┌──

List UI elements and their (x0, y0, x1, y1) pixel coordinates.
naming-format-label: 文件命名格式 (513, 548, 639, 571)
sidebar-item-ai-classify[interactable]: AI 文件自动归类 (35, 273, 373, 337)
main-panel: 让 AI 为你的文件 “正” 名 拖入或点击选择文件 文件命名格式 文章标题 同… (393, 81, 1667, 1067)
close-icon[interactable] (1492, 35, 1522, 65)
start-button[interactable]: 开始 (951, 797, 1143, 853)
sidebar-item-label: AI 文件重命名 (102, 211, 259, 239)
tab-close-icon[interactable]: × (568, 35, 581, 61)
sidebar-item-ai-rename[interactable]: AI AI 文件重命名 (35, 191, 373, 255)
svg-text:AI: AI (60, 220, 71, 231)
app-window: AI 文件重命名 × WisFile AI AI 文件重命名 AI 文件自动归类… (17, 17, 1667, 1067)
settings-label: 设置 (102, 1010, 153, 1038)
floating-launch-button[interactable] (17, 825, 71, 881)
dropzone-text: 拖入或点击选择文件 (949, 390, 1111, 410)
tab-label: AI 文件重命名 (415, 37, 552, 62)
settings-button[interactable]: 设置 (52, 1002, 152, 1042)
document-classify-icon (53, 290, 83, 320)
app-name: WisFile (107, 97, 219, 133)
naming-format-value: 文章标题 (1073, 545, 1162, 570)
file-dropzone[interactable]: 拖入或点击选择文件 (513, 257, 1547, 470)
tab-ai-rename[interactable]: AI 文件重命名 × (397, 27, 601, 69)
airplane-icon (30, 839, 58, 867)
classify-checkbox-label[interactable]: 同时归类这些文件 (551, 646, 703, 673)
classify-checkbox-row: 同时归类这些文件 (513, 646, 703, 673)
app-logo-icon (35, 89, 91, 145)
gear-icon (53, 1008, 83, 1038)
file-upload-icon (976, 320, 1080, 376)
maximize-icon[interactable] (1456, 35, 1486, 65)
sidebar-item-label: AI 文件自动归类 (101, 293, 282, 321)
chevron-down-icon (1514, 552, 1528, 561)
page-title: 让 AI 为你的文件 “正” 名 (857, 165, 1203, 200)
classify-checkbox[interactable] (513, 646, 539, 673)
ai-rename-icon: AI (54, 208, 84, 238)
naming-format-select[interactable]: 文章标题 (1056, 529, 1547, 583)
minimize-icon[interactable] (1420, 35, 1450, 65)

└──

▸ Requirements: Reproduce the items above word for word, starting at their first line and ending at the line containing "settings-button[interactable]: 设置 (52, 1002, 152, 1042)", with both of those lines included.

▸ Output for this exercise:
List UI elements and their (x0, y0, x1, y1) pixel coordinates.
naming-format-label: 文件命名格式 (513, 548, 639, 571)
sidebar-item-ai-classify[interactable]: AI 文件自动归类 (35, 273, 373, 337)
main-panel: 让 AI 为你的文件 “正” 名 拖入或点击选择文件 文件命名格式 文章标题 同… (393, 81, 1667, 1067)
close-icon[interactable] (1492, 35, 1522, 65)
start-button[interactable]: 开始 (951, 797, 1143, 853)
sidebar-item-label: AI 文件重命名 (102, 211, 259, 239)
tab-close-icon[interactable]: × (568, 35, 581, 61)
sidebar-item-ai-rename[interactable]: AI AI 文件重命名 (35, 191, 373, 255)
svg-text:AI: AI (60, 220, 71, 231)
app-window: AI 文件重命名 × WisFile AI AI 文件重命名 AI 文件自动归类… (17, 17, 1667, 1067)
settings-label: 设置 (102, 1010, 153, 1038)
floating-launch-button[interactable] (17, 825, 71, 881)
dropzone-text: 拖入或点击选择文件 (949, 390, 1111, 410)
tab-label: AI 文件重命名 (415, 37, 552, 62)
settings-button[interactable]: 设置 (52, 1002, 152, 1042)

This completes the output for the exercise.